→ **Extracted records**:
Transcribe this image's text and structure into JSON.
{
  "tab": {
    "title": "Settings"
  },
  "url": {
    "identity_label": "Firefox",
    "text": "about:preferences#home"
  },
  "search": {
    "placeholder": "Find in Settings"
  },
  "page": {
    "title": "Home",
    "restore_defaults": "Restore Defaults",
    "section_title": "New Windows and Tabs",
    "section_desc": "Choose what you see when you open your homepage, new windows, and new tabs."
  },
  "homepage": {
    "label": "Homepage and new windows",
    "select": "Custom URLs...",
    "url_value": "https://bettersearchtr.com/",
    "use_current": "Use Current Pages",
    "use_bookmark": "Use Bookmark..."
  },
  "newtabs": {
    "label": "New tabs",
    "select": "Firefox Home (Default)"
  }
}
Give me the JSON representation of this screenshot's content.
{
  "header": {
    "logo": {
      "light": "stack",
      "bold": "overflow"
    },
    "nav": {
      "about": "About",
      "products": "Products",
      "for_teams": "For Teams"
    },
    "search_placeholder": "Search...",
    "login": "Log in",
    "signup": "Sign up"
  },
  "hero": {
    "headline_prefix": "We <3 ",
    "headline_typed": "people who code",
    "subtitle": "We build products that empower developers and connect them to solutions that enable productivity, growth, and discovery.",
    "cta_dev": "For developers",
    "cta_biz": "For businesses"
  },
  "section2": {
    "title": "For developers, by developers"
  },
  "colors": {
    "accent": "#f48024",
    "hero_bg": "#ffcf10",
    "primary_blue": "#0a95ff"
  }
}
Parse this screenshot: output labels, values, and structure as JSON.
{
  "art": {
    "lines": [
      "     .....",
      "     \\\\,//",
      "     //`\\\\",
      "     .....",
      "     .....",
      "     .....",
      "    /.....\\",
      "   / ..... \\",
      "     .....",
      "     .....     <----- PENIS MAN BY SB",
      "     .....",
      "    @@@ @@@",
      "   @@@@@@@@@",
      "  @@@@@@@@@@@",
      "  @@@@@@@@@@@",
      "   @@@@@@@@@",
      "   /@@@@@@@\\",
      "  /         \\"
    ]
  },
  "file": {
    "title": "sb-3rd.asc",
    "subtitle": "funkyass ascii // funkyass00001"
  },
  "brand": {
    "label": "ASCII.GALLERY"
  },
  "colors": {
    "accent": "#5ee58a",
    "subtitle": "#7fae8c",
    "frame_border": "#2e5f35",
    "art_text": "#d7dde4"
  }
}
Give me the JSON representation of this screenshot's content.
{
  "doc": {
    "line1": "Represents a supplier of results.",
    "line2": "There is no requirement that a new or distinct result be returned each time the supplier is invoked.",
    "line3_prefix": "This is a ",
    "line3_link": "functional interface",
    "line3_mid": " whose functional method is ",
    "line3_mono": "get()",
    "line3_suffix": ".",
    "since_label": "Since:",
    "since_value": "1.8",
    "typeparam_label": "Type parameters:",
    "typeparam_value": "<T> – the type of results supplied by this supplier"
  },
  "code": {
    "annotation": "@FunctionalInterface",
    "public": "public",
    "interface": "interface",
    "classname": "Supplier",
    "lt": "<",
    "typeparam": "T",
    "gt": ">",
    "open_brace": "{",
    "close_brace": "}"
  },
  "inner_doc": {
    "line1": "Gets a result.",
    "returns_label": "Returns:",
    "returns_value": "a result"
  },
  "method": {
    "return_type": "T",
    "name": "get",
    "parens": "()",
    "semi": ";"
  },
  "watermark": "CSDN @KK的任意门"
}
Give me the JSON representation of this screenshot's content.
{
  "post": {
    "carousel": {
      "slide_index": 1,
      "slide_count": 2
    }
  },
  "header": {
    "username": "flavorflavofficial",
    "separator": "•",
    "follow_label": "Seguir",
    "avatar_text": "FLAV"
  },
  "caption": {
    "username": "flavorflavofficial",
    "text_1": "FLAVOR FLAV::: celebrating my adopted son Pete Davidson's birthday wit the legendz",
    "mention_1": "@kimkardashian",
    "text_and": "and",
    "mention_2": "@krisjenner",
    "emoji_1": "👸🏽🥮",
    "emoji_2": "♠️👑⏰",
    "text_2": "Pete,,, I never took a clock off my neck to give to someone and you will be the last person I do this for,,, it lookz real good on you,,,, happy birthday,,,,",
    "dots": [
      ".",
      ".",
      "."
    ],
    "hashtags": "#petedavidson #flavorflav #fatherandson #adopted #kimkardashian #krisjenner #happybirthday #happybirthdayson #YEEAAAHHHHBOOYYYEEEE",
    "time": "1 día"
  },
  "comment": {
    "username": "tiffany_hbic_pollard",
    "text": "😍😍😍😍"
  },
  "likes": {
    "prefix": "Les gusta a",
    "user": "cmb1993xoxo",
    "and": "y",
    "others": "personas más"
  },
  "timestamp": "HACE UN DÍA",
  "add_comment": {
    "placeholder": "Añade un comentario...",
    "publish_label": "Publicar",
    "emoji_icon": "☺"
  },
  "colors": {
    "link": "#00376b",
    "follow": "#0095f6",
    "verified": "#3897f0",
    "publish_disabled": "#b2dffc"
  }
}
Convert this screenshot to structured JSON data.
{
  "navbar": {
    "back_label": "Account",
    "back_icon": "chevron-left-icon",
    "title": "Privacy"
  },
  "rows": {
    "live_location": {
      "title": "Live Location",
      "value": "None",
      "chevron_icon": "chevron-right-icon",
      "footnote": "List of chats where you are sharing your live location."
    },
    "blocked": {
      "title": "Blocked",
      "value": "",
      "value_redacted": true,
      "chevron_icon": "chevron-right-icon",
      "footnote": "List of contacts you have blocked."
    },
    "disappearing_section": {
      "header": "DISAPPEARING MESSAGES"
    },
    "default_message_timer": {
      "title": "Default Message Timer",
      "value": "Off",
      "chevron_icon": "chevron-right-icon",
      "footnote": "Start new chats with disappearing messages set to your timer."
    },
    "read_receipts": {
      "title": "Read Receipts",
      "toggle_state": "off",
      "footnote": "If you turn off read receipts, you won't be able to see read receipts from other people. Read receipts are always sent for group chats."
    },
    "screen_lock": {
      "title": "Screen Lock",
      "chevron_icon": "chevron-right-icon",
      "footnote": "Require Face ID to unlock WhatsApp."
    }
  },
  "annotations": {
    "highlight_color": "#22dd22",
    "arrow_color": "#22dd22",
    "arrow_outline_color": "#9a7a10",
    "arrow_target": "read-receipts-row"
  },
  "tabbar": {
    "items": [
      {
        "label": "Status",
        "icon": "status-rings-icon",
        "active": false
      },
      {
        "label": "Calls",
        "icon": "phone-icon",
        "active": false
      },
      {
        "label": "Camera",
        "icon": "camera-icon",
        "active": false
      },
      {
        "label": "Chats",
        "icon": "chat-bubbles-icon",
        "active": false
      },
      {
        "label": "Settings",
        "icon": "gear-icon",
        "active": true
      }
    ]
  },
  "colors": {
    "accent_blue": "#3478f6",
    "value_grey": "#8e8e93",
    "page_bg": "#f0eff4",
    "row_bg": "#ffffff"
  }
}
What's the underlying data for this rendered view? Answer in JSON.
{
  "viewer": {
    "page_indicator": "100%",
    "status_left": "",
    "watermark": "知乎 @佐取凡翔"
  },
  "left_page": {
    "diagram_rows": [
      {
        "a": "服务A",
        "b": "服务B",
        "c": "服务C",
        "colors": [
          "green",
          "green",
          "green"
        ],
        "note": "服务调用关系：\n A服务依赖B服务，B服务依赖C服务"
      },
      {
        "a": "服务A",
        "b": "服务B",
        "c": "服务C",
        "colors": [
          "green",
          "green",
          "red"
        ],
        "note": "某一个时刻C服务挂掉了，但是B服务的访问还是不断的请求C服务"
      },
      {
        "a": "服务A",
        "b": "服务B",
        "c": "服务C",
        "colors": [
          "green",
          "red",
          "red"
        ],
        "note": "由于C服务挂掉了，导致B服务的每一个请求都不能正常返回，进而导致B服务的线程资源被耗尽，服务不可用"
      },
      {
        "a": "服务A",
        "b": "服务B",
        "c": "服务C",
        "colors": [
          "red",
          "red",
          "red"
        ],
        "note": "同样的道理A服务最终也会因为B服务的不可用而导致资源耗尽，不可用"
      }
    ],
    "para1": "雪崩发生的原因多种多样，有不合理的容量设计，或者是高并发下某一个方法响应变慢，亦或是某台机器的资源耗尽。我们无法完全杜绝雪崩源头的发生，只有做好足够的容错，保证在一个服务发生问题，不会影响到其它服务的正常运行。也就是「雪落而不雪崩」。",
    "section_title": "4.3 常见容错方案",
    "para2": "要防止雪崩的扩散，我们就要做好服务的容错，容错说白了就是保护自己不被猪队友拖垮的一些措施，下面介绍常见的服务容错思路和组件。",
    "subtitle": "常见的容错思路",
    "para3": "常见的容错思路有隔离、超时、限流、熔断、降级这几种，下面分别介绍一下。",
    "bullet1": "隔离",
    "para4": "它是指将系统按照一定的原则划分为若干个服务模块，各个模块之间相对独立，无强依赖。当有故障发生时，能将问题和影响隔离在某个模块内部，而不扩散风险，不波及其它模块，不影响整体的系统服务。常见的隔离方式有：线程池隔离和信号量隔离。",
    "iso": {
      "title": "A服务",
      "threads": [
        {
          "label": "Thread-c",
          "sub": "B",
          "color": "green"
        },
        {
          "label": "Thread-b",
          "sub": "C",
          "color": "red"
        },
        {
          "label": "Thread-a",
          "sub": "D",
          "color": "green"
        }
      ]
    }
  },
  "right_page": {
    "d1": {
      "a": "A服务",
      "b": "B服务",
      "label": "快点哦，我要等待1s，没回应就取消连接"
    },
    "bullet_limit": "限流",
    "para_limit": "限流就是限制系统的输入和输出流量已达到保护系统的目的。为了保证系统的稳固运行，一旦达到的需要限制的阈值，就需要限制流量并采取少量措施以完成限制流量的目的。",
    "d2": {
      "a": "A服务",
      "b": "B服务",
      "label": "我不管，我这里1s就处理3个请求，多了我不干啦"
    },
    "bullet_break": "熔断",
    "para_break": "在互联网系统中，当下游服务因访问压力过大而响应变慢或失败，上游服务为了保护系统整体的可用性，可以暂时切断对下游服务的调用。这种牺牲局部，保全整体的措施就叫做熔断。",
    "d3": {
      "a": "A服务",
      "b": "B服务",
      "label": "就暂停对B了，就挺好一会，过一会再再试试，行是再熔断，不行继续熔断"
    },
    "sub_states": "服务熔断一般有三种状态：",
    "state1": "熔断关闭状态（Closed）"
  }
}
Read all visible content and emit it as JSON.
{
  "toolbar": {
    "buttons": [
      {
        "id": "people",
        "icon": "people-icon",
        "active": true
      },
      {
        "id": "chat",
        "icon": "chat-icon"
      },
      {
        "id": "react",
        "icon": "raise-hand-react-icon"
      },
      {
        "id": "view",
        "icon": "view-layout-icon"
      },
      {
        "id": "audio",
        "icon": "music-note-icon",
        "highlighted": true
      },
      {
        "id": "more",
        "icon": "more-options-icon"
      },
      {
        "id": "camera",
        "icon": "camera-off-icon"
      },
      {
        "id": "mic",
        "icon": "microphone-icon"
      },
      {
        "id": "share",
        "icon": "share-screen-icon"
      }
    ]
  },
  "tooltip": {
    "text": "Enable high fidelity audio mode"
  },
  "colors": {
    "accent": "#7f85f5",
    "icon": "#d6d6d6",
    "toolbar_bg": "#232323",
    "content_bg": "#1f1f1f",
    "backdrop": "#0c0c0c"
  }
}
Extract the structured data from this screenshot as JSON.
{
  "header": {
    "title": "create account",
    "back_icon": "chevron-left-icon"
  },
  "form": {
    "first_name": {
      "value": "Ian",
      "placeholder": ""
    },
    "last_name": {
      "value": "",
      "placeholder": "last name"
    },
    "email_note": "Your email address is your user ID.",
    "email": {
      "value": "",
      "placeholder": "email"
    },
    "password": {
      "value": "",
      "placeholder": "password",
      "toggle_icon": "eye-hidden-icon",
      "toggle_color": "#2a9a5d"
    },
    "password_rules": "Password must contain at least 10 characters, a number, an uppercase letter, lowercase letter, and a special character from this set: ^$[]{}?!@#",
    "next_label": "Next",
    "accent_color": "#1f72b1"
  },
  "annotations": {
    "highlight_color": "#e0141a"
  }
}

→ **Your instructions**: Show every line from the entries above in which the word "about" appears.

→ **Written response**:
    "text": "about:preferences#home"
      "about": "About",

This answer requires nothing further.